| Written request |
Every line with the string "https" should be gathered.

| Extracted records |
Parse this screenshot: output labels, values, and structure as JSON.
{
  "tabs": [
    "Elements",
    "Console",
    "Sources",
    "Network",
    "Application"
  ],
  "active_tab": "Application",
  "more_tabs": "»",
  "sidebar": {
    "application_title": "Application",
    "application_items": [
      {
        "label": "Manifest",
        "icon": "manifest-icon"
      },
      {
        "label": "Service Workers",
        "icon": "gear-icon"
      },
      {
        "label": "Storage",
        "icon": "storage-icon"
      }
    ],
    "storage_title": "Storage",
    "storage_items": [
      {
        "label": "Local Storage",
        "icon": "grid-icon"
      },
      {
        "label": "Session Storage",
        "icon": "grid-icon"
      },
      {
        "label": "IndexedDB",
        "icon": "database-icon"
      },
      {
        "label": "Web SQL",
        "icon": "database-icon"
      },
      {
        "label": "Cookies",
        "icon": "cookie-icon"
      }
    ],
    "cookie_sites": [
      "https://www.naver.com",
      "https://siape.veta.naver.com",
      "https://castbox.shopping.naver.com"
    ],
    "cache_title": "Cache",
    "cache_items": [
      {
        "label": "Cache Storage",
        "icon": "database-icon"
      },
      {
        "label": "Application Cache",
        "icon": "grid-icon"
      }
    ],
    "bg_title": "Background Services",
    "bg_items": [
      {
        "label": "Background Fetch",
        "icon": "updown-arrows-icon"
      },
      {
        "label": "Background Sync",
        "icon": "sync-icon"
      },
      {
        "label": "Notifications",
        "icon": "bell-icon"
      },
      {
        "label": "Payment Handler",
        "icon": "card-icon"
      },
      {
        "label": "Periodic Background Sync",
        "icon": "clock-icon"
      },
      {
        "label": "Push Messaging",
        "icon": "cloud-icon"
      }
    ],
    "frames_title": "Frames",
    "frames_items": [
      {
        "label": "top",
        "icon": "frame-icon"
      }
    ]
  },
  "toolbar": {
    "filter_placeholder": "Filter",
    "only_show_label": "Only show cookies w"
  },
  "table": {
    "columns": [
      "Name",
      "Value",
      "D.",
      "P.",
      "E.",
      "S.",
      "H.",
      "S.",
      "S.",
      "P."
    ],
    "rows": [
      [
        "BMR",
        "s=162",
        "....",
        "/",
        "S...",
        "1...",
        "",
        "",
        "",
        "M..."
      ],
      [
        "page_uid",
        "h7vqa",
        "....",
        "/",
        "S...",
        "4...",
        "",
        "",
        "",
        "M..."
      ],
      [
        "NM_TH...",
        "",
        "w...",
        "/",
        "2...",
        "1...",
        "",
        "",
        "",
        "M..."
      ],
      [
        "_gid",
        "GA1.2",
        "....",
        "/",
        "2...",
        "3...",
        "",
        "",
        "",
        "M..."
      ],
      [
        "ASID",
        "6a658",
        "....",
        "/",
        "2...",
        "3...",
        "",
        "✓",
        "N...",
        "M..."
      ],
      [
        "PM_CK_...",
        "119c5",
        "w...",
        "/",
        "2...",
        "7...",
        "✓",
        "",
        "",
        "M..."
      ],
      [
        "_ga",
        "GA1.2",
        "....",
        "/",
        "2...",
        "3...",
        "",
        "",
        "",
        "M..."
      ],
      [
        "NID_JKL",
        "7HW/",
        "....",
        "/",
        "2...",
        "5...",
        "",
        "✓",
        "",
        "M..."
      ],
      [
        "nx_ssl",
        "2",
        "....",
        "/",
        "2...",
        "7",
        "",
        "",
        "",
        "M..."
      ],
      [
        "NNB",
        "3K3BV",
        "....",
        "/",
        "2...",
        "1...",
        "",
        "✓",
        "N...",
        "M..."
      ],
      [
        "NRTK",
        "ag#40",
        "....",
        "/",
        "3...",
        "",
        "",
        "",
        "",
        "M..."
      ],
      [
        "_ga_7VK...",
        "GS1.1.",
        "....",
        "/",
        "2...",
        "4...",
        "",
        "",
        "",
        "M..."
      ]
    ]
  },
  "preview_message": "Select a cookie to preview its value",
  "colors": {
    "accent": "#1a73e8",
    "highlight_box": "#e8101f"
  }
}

| Complete output |
      "https://www.naver.com",
      "https://siape.veta.naver.com",
      "https://castbox.shopping.naver.com"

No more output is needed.